### Aim of the task
Look through the data below and return each line where "this" appears.

(Extracted records)

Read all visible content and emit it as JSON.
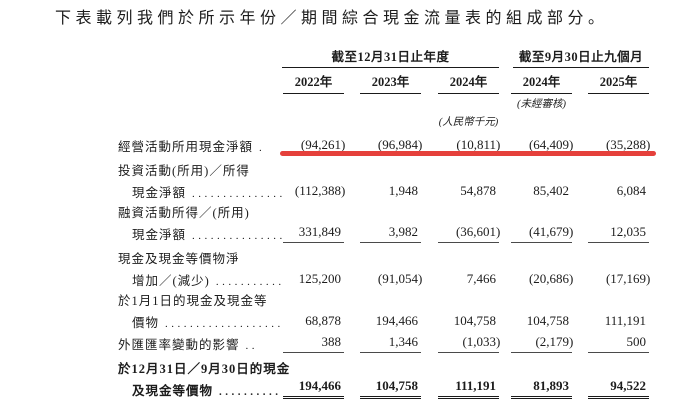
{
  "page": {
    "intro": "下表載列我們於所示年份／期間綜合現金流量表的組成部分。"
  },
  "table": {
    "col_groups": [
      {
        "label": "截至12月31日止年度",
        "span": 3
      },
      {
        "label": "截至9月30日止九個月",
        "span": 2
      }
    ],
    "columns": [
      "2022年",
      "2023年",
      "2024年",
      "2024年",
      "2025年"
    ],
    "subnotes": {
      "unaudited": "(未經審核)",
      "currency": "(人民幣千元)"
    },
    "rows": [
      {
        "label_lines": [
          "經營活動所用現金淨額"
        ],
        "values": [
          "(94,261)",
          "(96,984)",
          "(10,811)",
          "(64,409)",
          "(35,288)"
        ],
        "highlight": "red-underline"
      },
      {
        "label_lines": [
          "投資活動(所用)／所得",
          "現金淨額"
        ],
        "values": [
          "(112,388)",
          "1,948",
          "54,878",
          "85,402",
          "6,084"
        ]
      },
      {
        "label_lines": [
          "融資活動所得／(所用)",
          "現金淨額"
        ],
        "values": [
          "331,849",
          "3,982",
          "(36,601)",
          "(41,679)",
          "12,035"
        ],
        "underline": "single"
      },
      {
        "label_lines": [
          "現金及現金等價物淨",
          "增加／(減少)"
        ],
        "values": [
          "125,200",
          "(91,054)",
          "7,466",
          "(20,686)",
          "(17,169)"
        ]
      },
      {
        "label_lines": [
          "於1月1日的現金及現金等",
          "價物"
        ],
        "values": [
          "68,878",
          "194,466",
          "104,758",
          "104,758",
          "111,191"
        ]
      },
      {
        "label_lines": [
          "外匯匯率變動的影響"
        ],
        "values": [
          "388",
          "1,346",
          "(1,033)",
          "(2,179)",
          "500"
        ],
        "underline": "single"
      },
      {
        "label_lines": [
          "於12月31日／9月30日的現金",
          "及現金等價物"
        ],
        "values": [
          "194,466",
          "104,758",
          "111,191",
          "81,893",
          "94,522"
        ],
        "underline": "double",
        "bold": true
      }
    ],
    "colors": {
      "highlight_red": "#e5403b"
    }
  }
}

--

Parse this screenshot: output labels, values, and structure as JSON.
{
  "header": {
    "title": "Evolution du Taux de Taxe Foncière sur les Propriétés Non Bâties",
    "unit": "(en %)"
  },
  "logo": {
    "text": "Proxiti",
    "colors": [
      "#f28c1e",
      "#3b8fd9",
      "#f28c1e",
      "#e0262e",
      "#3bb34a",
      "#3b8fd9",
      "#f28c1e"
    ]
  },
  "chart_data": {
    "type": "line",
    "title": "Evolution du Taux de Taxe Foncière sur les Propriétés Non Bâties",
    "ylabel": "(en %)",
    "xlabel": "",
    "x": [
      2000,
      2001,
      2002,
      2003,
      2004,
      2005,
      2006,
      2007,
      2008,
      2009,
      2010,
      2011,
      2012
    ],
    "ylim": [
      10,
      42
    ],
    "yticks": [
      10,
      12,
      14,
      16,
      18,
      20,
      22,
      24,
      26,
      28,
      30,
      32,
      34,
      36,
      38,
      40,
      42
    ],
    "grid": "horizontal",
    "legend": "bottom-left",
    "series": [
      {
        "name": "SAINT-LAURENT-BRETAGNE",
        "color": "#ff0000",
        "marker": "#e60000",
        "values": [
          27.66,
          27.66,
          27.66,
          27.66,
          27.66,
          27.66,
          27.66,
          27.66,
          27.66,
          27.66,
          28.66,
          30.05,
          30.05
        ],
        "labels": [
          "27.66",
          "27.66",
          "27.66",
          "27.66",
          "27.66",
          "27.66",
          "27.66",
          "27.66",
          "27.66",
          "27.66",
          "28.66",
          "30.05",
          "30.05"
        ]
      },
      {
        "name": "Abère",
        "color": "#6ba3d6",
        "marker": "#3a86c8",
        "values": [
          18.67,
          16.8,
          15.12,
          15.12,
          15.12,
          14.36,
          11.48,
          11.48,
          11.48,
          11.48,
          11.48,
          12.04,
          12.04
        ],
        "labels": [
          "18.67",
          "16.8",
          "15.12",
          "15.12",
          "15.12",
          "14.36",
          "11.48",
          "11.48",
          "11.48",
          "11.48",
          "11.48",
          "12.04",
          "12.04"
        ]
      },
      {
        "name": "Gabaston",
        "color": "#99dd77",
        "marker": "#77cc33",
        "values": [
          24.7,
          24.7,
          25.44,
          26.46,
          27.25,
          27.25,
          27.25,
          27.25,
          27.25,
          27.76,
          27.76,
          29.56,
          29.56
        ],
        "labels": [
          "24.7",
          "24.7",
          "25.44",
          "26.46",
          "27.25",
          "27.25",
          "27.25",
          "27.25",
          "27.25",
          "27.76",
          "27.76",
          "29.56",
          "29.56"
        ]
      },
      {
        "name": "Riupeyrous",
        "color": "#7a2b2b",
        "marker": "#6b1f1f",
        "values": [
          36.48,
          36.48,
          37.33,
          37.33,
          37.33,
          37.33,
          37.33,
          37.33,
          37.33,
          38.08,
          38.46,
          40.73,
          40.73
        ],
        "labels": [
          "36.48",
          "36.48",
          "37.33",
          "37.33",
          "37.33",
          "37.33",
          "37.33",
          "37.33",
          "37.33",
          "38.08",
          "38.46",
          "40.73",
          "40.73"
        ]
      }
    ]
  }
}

...

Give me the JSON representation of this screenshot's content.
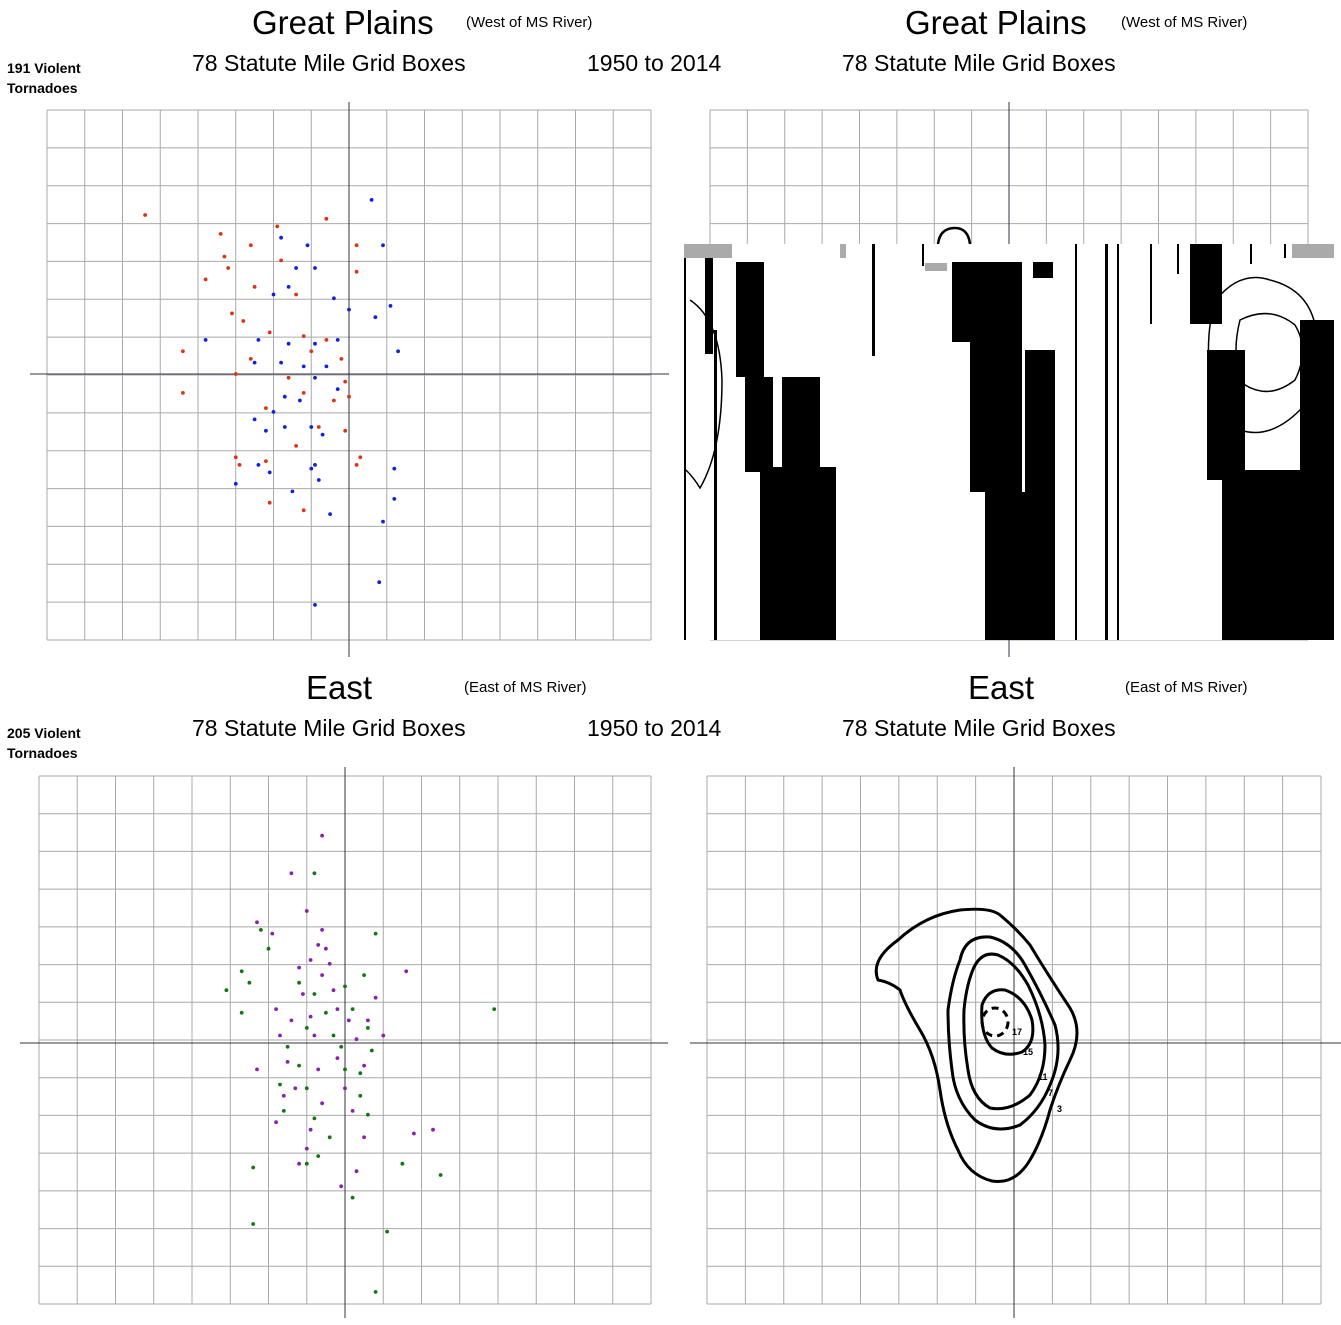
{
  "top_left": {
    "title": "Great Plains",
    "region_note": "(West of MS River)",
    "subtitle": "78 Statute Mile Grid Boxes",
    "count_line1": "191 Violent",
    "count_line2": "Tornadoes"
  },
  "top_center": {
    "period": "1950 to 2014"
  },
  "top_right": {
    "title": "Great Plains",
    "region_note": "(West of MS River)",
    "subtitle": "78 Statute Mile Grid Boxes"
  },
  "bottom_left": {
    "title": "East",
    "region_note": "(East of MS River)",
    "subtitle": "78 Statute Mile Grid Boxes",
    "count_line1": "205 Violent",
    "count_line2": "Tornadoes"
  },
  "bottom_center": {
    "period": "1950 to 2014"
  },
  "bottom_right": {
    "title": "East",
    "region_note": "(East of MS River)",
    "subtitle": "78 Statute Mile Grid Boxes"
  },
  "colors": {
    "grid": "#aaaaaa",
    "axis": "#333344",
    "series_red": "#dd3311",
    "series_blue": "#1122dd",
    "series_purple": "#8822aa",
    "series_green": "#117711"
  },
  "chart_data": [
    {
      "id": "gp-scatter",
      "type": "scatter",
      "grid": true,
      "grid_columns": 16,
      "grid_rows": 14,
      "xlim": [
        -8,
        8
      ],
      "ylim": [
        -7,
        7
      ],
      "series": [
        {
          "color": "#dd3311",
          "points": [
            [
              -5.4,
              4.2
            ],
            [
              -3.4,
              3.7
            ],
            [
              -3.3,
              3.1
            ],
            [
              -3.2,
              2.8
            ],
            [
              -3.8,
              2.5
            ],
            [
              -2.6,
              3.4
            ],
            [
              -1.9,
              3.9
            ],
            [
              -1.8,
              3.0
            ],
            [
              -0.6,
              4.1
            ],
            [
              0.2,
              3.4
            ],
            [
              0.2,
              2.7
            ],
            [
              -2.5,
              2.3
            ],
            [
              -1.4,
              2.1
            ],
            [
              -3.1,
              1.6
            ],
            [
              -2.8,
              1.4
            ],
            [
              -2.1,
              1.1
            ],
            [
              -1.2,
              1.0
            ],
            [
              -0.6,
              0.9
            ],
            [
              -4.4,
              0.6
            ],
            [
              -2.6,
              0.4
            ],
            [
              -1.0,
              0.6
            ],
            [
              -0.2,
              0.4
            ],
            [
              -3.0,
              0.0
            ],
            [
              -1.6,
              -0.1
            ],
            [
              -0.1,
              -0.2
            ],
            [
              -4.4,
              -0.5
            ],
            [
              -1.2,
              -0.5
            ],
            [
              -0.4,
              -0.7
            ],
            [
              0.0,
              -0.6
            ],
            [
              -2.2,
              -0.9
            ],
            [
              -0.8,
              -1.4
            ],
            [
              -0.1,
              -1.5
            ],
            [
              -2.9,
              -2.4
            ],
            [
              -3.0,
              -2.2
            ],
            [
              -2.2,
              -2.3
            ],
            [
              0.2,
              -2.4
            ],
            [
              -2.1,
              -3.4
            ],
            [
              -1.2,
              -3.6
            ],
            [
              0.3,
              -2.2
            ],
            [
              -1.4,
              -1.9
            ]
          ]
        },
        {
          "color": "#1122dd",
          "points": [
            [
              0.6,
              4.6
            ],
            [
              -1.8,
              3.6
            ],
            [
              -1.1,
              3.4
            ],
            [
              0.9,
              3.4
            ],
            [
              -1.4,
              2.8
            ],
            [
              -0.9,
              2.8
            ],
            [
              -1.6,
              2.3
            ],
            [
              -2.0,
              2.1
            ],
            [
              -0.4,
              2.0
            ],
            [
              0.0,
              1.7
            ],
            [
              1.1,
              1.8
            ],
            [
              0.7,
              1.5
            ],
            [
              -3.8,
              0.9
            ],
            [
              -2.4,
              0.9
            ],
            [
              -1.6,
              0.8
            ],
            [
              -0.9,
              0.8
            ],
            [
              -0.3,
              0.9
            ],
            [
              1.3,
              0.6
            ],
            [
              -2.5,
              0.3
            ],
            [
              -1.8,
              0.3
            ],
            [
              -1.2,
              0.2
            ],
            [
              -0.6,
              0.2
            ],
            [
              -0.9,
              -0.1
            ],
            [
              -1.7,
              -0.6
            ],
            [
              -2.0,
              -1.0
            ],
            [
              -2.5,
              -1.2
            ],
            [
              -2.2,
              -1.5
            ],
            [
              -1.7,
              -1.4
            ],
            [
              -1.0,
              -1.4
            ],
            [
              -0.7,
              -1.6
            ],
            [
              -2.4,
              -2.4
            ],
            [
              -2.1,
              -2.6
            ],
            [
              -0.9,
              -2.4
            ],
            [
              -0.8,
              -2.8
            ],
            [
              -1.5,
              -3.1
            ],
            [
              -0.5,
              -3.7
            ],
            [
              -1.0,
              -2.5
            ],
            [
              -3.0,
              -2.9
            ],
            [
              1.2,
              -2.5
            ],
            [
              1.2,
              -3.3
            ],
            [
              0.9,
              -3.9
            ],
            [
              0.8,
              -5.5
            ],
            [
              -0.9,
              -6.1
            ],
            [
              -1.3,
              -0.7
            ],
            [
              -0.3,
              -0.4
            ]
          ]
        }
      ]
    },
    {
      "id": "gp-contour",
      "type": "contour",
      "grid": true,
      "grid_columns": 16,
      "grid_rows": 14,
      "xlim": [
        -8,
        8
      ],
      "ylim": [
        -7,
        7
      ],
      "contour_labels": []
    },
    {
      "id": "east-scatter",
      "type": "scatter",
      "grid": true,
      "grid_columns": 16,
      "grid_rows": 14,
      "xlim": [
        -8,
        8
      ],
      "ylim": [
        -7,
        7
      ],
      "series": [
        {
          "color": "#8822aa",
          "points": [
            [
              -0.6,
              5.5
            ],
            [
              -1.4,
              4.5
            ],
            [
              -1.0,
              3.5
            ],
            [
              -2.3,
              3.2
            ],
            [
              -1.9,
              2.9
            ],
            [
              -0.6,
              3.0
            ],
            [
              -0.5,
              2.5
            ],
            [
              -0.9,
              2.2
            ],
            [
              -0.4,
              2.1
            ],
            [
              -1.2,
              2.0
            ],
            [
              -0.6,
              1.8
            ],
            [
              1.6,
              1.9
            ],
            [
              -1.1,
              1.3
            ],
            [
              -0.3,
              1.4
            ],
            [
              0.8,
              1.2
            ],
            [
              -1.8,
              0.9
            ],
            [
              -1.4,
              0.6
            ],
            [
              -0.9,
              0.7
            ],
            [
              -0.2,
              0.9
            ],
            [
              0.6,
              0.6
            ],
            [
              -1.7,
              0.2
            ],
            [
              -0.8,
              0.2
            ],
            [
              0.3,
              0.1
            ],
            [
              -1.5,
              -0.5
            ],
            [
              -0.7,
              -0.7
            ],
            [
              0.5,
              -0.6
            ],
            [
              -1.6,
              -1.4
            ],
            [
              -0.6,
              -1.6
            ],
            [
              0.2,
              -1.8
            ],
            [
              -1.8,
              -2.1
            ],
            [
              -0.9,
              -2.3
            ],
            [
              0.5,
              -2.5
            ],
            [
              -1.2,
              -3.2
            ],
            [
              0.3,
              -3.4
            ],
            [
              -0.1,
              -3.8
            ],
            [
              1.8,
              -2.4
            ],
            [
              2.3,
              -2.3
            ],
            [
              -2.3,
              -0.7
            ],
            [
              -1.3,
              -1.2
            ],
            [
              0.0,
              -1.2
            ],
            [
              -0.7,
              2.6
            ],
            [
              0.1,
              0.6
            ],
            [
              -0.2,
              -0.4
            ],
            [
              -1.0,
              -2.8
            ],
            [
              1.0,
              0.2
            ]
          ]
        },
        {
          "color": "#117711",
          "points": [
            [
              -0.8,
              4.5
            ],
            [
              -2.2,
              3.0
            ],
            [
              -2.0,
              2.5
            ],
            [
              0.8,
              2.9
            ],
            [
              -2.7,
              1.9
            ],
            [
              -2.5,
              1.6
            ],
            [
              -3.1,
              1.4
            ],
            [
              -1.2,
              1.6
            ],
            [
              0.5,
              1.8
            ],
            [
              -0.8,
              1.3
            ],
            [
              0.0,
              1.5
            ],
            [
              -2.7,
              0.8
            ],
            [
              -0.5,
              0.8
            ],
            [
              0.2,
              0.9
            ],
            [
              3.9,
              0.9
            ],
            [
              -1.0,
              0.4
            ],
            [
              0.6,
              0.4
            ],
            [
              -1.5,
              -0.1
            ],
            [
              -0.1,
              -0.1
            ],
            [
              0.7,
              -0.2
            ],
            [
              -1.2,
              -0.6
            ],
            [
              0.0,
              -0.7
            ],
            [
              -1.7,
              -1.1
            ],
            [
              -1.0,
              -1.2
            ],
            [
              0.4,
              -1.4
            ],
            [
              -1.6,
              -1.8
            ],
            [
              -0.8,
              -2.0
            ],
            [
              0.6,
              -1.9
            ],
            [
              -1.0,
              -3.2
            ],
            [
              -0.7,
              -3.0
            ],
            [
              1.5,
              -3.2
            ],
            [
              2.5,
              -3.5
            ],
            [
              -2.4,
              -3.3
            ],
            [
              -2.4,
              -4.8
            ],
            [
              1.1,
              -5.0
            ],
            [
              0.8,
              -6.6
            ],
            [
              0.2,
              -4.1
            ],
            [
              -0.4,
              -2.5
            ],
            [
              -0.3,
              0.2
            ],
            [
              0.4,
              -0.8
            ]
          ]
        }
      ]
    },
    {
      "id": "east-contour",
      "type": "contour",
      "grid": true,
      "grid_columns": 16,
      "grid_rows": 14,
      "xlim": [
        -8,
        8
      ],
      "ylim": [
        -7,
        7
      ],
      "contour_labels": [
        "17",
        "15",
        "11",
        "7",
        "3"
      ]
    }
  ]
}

### Finished task
Parse this screenshot: output labels, values, and structure as JSON.
Give me the JSON representation of this screenshot's content.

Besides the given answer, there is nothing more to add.